Instructions to follow
Rewrite the stretch of items from the start through the line containing "conversation: i am", replacing "radio-icon" with "radio-button" and leaving everything else unchanged.

Material for this task

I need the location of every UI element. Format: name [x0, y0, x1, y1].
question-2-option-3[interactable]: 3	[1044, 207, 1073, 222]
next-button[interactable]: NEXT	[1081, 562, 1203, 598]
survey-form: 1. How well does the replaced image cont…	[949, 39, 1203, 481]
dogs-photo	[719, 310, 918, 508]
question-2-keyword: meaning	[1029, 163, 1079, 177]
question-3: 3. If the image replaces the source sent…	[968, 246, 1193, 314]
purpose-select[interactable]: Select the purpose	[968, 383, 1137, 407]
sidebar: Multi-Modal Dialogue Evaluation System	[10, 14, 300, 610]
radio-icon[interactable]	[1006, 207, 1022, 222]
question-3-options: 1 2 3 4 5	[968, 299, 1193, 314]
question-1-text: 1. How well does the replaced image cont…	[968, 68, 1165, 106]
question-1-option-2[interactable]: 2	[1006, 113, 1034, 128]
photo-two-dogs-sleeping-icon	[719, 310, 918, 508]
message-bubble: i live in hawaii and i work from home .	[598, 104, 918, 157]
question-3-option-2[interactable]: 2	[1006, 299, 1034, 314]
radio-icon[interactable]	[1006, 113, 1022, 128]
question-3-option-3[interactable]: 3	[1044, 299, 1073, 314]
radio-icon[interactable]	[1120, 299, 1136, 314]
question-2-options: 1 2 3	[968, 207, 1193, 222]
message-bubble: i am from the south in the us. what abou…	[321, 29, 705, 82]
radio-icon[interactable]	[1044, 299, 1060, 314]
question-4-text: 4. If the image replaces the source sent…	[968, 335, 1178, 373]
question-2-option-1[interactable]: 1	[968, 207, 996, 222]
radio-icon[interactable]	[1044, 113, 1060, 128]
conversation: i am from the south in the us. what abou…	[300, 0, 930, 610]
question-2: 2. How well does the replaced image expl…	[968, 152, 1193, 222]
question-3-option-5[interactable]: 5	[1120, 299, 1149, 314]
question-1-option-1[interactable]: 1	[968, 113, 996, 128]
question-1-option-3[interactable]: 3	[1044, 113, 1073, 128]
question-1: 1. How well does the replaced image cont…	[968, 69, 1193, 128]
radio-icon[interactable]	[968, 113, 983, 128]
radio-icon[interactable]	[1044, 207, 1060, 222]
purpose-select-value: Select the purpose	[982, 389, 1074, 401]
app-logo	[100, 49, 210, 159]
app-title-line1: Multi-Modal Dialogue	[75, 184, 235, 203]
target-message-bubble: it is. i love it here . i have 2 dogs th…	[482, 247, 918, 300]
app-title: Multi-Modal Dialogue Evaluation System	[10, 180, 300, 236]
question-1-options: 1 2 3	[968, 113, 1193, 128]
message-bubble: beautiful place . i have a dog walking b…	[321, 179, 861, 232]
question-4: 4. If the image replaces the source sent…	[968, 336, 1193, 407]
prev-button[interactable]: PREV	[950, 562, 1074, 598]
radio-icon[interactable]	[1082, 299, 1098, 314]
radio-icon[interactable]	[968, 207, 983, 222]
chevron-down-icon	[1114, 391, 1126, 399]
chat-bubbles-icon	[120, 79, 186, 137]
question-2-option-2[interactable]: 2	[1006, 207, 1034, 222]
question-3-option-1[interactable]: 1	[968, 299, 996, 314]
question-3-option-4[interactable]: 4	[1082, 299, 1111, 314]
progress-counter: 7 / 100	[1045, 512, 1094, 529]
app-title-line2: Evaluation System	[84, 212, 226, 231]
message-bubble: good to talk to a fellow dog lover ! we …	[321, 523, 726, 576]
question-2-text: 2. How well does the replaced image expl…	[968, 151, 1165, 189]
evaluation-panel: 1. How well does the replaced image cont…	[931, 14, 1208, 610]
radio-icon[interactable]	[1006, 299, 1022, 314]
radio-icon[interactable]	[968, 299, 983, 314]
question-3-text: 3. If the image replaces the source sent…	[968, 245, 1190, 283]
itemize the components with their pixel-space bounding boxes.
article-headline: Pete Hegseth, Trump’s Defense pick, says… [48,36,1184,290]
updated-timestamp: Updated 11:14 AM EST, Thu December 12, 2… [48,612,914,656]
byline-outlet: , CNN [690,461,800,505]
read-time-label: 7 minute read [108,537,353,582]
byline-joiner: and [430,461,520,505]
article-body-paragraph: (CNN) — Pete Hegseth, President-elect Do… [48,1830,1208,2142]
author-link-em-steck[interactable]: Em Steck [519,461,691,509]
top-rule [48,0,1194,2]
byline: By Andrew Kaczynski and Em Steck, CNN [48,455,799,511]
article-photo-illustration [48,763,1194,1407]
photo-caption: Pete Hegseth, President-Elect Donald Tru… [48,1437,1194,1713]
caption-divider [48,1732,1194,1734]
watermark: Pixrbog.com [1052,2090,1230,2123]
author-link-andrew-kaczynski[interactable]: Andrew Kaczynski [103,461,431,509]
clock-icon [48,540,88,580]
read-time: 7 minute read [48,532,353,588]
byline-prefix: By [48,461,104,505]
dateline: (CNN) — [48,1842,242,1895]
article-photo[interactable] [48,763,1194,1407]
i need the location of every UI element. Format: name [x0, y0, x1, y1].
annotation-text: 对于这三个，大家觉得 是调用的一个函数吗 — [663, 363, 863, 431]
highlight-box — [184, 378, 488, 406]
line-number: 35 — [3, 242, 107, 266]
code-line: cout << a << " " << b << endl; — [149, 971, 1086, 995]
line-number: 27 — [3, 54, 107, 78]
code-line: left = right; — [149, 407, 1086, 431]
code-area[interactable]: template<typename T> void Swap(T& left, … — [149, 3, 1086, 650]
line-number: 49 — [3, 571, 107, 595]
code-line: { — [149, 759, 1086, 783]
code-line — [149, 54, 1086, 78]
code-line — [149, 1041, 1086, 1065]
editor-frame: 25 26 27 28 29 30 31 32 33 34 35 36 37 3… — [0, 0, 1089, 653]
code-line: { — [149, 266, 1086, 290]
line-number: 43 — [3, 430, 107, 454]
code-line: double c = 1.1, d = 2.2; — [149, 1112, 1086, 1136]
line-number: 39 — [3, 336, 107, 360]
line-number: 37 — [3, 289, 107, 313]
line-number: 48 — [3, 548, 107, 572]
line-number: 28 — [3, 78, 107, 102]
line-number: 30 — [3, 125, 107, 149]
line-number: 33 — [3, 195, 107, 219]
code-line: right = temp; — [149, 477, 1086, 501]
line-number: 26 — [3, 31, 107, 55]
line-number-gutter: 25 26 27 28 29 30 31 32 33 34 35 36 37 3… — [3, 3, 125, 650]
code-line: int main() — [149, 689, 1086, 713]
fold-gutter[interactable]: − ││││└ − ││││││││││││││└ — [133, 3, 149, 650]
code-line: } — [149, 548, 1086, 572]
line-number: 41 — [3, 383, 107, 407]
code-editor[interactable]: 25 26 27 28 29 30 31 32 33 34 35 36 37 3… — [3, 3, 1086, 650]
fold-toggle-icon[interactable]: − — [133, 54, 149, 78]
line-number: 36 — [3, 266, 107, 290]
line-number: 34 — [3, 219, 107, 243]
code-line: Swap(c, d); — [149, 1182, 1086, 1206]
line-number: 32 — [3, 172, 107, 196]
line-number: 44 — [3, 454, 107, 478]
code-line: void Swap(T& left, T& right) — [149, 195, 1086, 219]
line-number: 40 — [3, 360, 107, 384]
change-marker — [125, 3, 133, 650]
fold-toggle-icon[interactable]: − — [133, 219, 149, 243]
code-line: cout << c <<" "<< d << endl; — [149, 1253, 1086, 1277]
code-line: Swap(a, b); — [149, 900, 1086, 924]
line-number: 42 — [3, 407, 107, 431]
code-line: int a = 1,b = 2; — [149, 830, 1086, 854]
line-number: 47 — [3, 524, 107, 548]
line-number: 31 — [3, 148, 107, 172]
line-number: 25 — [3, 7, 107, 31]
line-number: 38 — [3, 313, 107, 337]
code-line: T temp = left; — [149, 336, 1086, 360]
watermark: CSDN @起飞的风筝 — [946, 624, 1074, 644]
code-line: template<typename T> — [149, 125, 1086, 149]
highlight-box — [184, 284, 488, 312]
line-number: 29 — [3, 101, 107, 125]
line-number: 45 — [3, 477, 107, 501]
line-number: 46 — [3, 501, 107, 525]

Answer to this task
I need the location of every UI element. Format: name [x0, y0, x1, y1].
question-2-option-3[interactable]: 3	[1044, 207, 1073, 222]
next-button[interactable]: NEXT	[1081, 562, 1203, 598]
survey-form: 1. How well does the replaced image cont…	[949, 39, 1203, 481]
dogs-photo	[719, 310, 918, 508]
question-2-keyword: meaning	[1029, 163, 1079, 177]
question-3: 3. If the image replaces the source sent…	[968, 246, 1193, 314]
purpose-select[interactable]: Select the purpose	[968, 383, 1137, 407]
sidebar: Multi-Modal Dialogue Evaluation System	[10, 14, 300, 610]
radio-button[interactable]	[1006, 207, 1022, 222]
question-3-options: 1 2 3 4 5	[968, 299, 1193, 314]
question-1-text: 1. How well does the replaced image cont…	[968, 68, 1165, 106]
question-1-option-2[interactable]: 2	[1006, 113, 1034, 128]
photo-two-dogs-sleeping-icon	[719, 310, 918, 508]
message-bubble: i live in hawaii and i work from home .	[598, 104, 918, 157]
question-3-option-2[interactable]: 2	[1006, 299, 1034, 314]
radio-button[interactable]	[1006, 113, 1022, 128]
question-3-option-3[interactable]: 3	[1044, 299, 1073, 314]
radio-button[interactable]	[1120, 299, 1136, 314]
question-2-options: 1 2 3	[968, 207, 1193, 222]
message-bubble: i am from the south in the us. what abou…	[321, 29, 705, 82]
radio-button[interactable]	[1044, 299, 1060, 314]
question-4-text: 4. If the image replaces the source sent…	[968, 335, 1178, 373]
question-2-option-1[interactable]: 1	[968, 207, 996, 222]
radio-button[interactable]	[1044, 113, 1060, 128]
conversation: i am from the south in the us. what abou…	[300, 0, 930, 610]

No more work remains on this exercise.